WORK INSTRUCTIONS — Write out the entries below once more, exactly.

***** THE INPUT *****

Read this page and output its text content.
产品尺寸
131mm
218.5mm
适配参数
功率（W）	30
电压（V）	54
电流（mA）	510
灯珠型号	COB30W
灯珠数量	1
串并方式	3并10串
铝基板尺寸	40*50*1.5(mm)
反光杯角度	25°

*****

ANSWER —
Read this page and output its text content.
产品尺寸
131mm
218.5mm
适配参数
功率（W）	30
电压（V）	54
电流（mA）	510
灯珠型号	COB30W
灯珠数量	1
串并方式	3并10串
铝基板尺寸	40*50*1.5(mm)
反光杯角度	25°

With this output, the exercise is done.